Reproduce each of the lines below without any alteration.

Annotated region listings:

▼

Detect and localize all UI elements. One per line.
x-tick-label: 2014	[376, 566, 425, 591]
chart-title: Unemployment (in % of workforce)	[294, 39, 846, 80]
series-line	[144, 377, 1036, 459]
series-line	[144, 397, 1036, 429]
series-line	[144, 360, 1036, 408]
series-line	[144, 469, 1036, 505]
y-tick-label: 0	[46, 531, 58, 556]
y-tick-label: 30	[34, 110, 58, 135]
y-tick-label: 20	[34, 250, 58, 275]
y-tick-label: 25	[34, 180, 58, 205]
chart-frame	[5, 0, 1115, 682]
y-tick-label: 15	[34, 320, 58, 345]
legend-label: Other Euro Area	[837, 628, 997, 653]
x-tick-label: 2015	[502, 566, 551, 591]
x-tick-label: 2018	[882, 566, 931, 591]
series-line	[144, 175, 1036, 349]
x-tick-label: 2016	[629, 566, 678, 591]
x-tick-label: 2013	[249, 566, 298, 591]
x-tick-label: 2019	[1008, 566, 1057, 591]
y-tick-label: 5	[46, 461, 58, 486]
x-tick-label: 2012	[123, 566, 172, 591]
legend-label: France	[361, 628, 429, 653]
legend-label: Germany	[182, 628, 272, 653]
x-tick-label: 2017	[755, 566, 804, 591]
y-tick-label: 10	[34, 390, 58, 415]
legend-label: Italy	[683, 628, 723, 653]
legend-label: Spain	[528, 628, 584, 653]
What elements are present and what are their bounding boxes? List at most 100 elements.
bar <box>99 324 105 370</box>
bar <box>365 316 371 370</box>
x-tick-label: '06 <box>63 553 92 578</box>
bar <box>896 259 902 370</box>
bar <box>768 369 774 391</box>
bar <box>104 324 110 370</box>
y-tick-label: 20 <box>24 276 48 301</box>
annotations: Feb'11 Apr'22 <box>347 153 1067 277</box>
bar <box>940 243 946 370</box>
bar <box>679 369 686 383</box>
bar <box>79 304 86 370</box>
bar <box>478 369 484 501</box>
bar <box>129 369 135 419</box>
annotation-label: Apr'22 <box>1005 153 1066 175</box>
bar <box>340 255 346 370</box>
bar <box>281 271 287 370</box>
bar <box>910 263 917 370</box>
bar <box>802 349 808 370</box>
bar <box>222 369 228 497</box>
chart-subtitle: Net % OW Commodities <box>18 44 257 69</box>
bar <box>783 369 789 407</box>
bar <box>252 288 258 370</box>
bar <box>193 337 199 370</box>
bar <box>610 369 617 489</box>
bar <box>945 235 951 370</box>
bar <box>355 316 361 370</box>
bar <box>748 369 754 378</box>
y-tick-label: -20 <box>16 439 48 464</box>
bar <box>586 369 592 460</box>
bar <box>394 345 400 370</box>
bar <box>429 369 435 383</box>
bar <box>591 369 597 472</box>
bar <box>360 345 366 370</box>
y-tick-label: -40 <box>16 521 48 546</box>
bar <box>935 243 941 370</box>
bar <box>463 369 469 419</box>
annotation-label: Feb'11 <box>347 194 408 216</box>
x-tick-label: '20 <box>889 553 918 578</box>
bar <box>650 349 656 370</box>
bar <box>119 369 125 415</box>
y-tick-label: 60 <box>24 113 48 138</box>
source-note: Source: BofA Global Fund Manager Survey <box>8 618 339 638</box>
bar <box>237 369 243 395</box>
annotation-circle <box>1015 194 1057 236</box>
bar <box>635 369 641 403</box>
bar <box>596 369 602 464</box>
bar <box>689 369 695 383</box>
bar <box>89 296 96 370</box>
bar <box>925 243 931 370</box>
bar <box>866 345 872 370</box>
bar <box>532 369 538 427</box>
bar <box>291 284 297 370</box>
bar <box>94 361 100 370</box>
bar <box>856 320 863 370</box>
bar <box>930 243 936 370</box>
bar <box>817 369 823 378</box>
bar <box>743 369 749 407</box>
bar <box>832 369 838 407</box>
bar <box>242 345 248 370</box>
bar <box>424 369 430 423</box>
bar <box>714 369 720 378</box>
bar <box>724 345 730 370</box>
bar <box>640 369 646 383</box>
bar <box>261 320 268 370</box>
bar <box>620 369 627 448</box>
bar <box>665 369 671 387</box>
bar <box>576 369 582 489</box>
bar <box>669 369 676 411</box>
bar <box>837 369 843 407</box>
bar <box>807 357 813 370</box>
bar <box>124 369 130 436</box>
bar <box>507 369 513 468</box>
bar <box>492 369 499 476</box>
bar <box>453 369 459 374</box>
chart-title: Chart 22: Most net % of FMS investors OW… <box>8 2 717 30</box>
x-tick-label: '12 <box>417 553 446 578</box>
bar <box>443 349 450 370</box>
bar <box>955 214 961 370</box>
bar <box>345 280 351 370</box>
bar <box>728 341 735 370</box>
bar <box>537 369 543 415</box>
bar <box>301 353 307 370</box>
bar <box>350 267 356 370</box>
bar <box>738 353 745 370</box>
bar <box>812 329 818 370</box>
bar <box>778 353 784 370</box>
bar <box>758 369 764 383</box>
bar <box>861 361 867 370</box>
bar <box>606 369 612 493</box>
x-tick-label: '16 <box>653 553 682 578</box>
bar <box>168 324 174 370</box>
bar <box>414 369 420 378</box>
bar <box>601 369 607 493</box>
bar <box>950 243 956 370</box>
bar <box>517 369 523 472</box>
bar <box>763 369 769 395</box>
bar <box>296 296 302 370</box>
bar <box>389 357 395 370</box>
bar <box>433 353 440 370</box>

▲

Exercise output —
Detect and localize all UI elements. One per line.
x-tick-label: 2014	[376, 566, 425, 591]
chart-title: Unemployment (in % of workforce)	[294, 39, 846, 80]
series-line	[144, 377, 1036, 459]
series-line	[144, 397, 1036, 429]
series-line	[144, 360, 1036, 408]
series-line	[144, 469, 1036, 505]
y-tick-label: 0	[46, 531, 58, 556]
y-tick-label: 30	[34, 110, 58, 135]
y-tick-label: 20	[34, 250, 58, 275]
y-tick-label: 25	[34, 180, 58, 205]
chart-frame	[5, 0, 1115, 682]
y-tick-label: 15	[34, 320, 58, 345]
legend-label: Other Euro Area	[837, 628, 997, 653]
x-tick-label: 2015	[502, 566, 551, 591]
x-tick-label: 2018	[882, 566, 931, 591]
series-line	[144, 175, 1036, 349]
x-tick-label: 2016	[629, 566, 678, 591]
x-tick-label: 2013	[249, 566, 298, 591]
x-tick-label: 2019	[1008, 566, 1057, 591]
y-tick-label: 5	[46, 461, 58, 486]
x-tick-label: 2012	[123, 566, 172, 591]
legend-label: France	[361, 628, 429, 653]
legend-label: Germany	[182, 628, 272, 653]
x-tick-label: 2017	[755, 566, 804, 591]
y-tick-label: 10	[34, 390, 58, 415]
legend-label: Italy	[683, 628, 723, 653]
legend-label: Spain	[528, 628, 584, 653]
What elements are present and what are their bounding boxes? List at most 100 elements.
bar <box>99 324 105 370</box>
bar <box>365 316 371 370</box>
x-tick-label: '06 <box>63 553 92 578</box>
bar <box>896 259 902 370</box>
bar <box>768 369 774 391</box>
bar <box>104 324 110 370</box>
y-tick-label: 20 <box>24 276 48 301</box>
annotations: Feb'11 Apr'22 <box>347 153 1067 277</box>
bar <box>940 243 946 370</box>
bar <box>679 369 686 383</box>
bar <box>79 304 86 370</box>
bar <box>478 369 484 501</box>
bar <box>129 369 135 419</box>
annotation-label: Apr'22 <box>1005 153 1066 175</box>
bar <box>340 255 346 370</box>
bar <box>281 271 287 370</box>
bar <box>910 263 917 370</box>
bar <box>802 349 808 370</box>
bar <box>222 369 228 497</box>
chart-subtitle: Net % OW Commodities <box>18 44 257 69</box>
bar <box>783 369 789 407</box>
bar <box>252 288 258 370</box>
bar <box>193 337 199 370</box>
bar <box>610 369 617 489</box>
bar <box>945 235 951 370</box>
bar <box>355 316 361 370</box>
bar <box>748 369 754 378</box>
y-tick-label: -20 <box>16 439 48 464</box>
bar <box>586 369 592 460</box>
bar <box>394 345 400 370</box>
bar <box>429 369 435 383</box>
bar <box>591 369 597 472</box>
bar <box>360 345 366 370</box>
y-tick-label: -40 <box>16 521 48 546</box>
bar <box>935 243 941 370</box>
bar <box>463 369 469 419</box>
annotation-label: Feb'11 <box>347 194 408 216</box>
x-tick-label: '20 <box>889 553 918 578</box>
bar <box>650 349 656 370</box>
bar <box>119 369 125 415</box>
y-tick-label: 60 <box>24 113 48 138</box>
source-note: Source: BofA Global Fund Manager Survey <box>8 618 339 638</box>
bar <box>237 369 243 395</box>
annotation-circle <box>1015 194 1057 236</box>
bar <box>635 369 641 403</box>
bar <box>596 369 602 464</box>
bar <box>689 369 695 383</box>
bar <box>89 296 96 370</box>
bar <box>925 243 931 370</box>
bar <box>866 345 872 370</box>
bar <box>532 369 538 427</box>
bar <box>291 284 297 370</box>
bar <box>94 361 100 370</box>
bar <box>856 320 863 370</box>
bar <box>930 243 936 370</box>
bar <box>817 369 823 378</box>
bar <box>743 369 749 407</box>
bar <box>832 369 838 407</box>
bar <box>242 345 248 370</box>
bar <box>424 369 430 423</box>
bar <box>714 369 720 378</box>
bar <box>724 345 730 370</box>
bar <box>640 369 646 383</box>
bar <box>261 320 268 370</box>
bar <box>620 369 627 448</box>
bar <box>665 369 671 387</box>
bar <box>576 369 582 489</box>
bar <box>669 369 676 411</box>
bar <box>837 369 843 407</box>
bar <box>807 357 813 370</box>
bar <box>124 369 130 436</box>
bar <box>507 369 513 468</box>
bar <box>492 369 499 476</box>
bar <box>453 369 459 374</box>
chart-title: Chart 22: Most net % of FMS investors OW… <box>8 2 717 30</box>
x-tick-label: '12 <box>417 553 446 578</box>
bar <box>443 349 450 370</box>
bar <box>955 214 961 370</box>
bar <box>345 280 351 370</box>
bar <box>728 341 735 370</box>
bar <box>537 369 543 415</box>
bar <box>301 353 307 370</box>
bar <box>350 267 356 370</box>
bar <box>738 353 745 370</box>
bar <box>812 329 818 370</box>
bar <box>778 353 784 370</box>
bar <box>758 369 764 383</box>
bar <box>861 361 867 370</box>
bar <box>606 369 612 493</box>
x-tick-label: '16 <box>653 553 682 578</box>
bar <box>168 324 174 370</box>
bar <box>414 369 420 378</box>
bar <box>601 369 607 493</box>
bar <box>950 243 956 370</box>
bar <box>517 369 523 472</box>
bar <box>763 369 769 395</box>
bar <box>296 296 302 370</box>
bar <box>389 357 395 370</box>
bar <box>433 353 440 370</box>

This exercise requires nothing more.